Data shown:
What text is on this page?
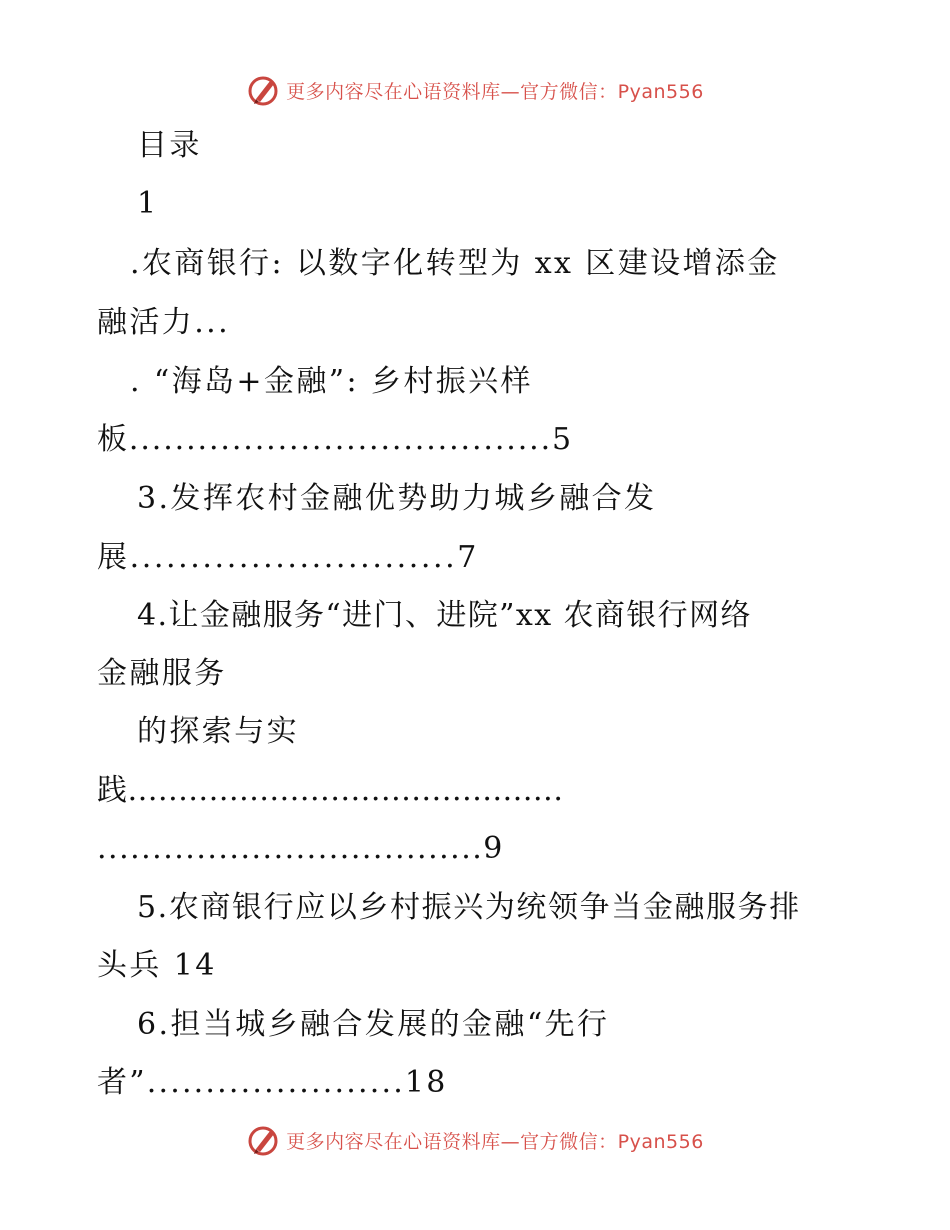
更多内容尽在心语资料库—官方微信：Pyan556
目录
1
.农商银行: 以数字化转型为 xx 区建设增添金
融活力...
. “海岛+金融”: 乡村振兴样
板.....................................5
3.发挥农村金融优势助力城乡融合发
展...........................7
4.让金融服务“进门、进院”xx 农商银行网络
金融服务
的探索与实
践...........................................
...................................9
5.农商银行应以乡村振兴为统领争当金融服务排
头兵 14
6.担当城乡融合发展的金融“先行
者”......................18
更多内容尽在心语资料库—官方微信：Pyan556
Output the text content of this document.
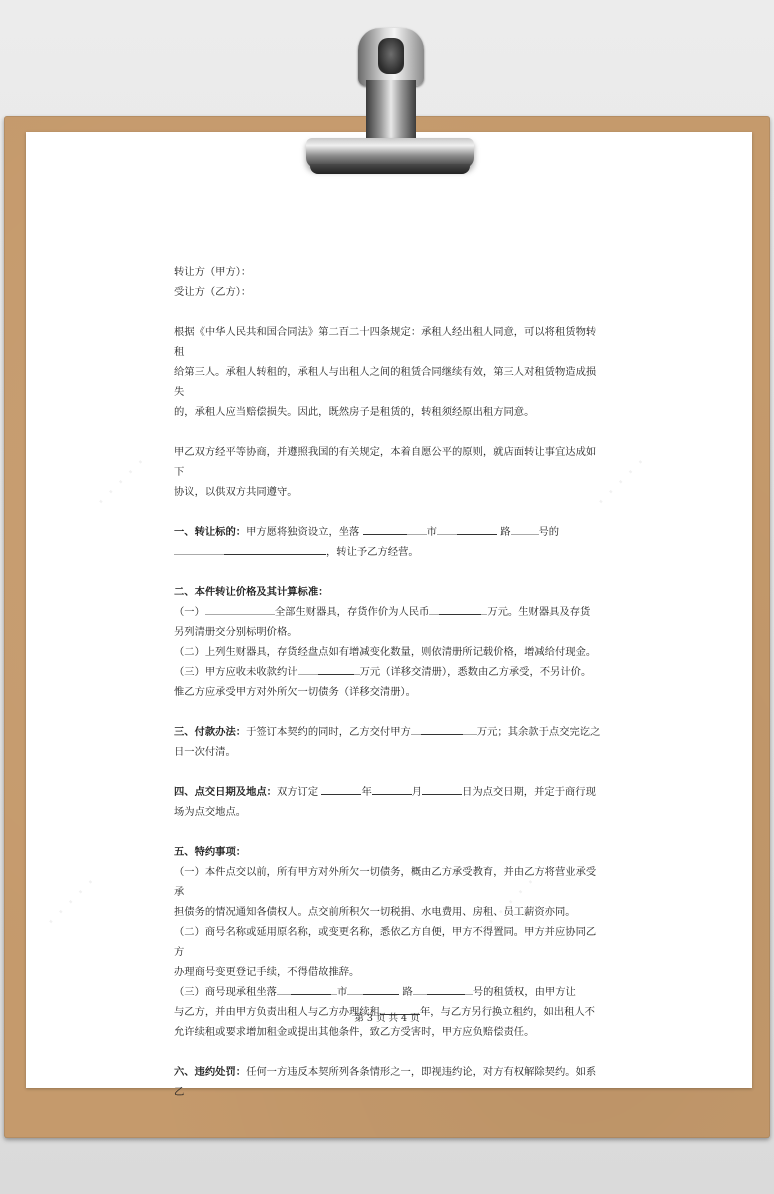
· · · · ·	· · · · ·
· · · · ·	· · · · ·

转让方（甲方）：

受让方（乙方）：

根据《中华人民共和国合同法》第二百二十四条规定：承租人经出租人同意，可以将租赁物转租

给第三人。承租人转租的，承租人与出租人之间的租赁合同继续有效，第三人对租赁物造成损失

的，承租人应当赔偿损失。因此，既然房子是租赁的，转租须经原出租方同意。

甲乙双方经平等协商，并遵照我国的有关规定，本着自愿公平的原则，就店面转让事宜达成如下

协议，以供双方共同遵守。

一、转让标的：甲方愿将独资设立，坐落	市	路	号的

，转让予乙方经营。

二、本件转让价格及其计算标准：

（一）	全部生财器具，存货作价为人民币	万元。生财器具及存货

另列清册交分别标明价格。

（二）上列生财器具，存货经盘点如有增减变化数量，则依清册所记载价格，增减给付现金。

（三）甲方应收未收款约计	万元（详移交清册），悉数由乙方承受，不另计价。

惟乙方应承受甲方对外所欠一切债务（详移交清册）。

三、付款办法：于签订本契约的同时，乙方交付甲方	万元；其余款于点交完讫之

日一次付清。

四、点交日期及地点：双方订定	年	月	日为点交日期，并定于商行现

场为点交地点。

五、特约事项：

（一）本件点交以前，所有甲方对外所欠一切债务，概由乙方承受教育，并由乙方将营业承受承

担债务的情况通知各债权人。点交前所积欠一切税捐、水电费用、房租、员工薪资亦同。

（二）商号名称或延用原名称，或变更名称，悉依乙方自便，甲方不得置同。甲方并应协同乙方

办理商号变更登记手续，不得借故推辞。

（三）商号现承租坐落	市	路	号的租赁权，由甲方让

与乙方，并由甲方负责出租人与乙方办理续租	年，与乙方另行换立租约，如出租人不

允许续租或要求增加租金或提出其他条件，致乙方受害时，甲方应负赔偿责任。

六、违约处罚：任何一方违反本契所列各条情形之一，即视违约论，对方有权解除契约。如系乙

第 3 页 共 4 页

Your goal:
Show the lines where the word "this" appears in the entries.

Written answer:
What text is on this page?
Output the text content of this document.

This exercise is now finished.